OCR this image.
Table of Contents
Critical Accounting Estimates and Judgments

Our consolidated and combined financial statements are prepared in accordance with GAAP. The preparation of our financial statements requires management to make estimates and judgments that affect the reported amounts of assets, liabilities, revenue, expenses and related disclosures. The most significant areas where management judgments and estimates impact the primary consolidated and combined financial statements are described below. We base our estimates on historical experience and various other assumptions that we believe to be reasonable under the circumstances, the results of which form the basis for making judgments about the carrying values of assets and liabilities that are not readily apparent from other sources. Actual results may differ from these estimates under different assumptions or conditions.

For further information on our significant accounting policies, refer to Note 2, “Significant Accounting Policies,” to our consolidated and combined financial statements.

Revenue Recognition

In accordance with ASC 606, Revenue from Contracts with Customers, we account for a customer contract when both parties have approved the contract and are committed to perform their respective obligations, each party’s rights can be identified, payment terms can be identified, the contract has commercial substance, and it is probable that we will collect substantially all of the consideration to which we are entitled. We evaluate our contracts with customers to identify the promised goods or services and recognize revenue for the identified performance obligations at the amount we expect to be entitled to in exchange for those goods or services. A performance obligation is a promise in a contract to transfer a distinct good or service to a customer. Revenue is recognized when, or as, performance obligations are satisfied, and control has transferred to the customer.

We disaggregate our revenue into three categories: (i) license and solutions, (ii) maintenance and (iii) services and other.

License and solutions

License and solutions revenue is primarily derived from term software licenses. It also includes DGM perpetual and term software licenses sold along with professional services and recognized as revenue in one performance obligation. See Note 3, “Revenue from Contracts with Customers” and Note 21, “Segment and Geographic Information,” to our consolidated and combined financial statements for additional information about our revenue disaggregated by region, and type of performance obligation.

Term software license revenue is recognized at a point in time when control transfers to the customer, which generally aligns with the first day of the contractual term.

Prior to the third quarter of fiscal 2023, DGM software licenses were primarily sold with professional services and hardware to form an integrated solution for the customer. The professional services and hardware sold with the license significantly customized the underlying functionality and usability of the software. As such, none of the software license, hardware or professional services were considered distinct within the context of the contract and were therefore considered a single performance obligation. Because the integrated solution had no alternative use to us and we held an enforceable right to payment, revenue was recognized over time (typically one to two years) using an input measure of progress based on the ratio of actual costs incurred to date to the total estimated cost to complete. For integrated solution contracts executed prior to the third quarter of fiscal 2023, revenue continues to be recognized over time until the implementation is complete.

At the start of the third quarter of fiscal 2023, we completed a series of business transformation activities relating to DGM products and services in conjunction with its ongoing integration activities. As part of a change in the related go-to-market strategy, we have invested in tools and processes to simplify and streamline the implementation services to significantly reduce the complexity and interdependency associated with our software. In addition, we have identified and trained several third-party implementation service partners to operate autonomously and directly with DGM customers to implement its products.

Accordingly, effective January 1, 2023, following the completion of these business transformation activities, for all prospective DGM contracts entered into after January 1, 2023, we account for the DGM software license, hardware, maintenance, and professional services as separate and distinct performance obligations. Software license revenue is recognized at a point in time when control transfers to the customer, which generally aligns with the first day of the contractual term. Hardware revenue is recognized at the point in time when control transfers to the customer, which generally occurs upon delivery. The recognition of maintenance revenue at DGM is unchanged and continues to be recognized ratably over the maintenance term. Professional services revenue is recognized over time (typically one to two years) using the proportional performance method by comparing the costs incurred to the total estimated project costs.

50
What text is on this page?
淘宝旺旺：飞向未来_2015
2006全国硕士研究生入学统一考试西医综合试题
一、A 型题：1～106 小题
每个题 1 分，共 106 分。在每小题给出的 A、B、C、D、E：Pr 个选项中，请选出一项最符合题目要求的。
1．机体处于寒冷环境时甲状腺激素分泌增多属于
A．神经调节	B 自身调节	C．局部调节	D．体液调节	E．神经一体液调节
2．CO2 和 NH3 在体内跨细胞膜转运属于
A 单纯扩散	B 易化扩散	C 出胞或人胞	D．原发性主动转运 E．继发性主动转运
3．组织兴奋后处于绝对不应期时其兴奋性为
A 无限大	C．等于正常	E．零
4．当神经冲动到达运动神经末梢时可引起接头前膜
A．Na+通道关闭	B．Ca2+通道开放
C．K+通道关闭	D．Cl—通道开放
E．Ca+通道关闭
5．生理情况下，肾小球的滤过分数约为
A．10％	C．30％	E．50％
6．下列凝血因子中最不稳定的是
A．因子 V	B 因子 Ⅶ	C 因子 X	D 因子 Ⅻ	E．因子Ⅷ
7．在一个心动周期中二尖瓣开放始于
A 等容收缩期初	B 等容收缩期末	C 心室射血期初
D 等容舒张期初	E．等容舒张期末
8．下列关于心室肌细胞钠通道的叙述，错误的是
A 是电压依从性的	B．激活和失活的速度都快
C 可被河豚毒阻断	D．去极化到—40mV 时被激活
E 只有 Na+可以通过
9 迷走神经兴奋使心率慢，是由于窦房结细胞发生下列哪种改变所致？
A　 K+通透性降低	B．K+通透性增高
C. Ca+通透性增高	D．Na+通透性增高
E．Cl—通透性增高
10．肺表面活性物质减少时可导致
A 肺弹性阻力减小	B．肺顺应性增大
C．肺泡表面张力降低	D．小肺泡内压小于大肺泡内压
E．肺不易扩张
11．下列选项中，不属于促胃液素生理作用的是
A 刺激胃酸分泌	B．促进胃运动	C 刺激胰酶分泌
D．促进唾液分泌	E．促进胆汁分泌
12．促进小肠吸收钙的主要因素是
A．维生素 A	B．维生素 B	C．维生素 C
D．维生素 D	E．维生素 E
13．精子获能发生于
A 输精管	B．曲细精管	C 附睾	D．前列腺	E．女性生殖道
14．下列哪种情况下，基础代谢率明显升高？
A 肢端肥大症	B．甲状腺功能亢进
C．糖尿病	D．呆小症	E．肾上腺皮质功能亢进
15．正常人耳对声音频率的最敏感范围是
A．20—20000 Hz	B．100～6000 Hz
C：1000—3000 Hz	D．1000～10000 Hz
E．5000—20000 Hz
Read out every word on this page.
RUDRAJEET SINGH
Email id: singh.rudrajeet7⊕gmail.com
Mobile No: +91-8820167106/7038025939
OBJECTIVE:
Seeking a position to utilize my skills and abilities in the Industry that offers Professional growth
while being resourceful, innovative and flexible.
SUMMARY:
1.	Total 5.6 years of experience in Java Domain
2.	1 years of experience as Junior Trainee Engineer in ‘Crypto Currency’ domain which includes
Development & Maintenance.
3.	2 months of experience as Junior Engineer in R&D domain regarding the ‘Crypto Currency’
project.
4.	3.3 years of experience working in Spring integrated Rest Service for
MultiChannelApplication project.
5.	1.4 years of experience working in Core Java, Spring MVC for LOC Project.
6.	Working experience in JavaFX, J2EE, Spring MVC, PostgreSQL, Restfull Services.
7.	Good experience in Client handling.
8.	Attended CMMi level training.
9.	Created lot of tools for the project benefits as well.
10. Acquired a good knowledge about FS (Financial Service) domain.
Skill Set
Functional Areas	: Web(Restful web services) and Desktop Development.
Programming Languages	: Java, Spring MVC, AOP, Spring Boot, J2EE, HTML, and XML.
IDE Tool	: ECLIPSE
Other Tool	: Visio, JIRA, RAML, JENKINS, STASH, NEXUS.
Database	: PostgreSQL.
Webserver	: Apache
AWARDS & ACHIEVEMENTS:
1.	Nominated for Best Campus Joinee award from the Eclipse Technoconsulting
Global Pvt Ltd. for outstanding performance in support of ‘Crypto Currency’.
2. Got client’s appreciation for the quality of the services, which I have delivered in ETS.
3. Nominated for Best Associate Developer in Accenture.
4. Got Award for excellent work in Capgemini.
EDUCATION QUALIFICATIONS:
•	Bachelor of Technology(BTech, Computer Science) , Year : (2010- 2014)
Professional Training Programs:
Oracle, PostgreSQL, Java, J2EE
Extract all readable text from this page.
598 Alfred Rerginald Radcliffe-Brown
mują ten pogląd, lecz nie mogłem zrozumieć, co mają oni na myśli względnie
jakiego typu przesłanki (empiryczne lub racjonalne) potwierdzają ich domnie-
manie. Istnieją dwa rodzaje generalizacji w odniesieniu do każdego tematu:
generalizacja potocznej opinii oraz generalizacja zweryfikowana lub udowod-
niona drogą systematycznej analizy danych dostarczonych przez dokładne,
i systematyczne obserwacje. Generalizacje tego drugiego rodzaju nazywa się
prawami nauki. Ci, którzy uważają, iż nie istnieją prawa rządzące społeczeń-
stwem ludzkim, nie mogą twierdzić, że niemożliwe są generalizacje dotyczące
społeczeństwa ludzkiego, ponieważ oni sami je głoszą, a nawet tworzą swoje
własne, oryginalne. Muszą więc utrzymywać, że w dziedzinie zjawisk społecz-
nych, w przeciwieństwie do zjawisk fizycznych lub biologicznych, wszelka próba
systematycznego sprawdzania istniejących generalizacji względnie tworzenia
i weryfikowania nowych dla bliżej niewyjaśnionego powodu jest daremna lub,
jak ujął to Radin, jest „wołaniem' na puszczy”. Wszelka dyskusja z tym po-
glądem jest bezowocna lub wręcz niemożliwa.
* * * * * * *
> **Exercise details**
List all lines holding the string "Best".

> **Answer below**
1.	Nominated for Best Campus Joinee award from the Eclipse Technoconsulting
3. Nominated for Best Associate Developer in Accenture.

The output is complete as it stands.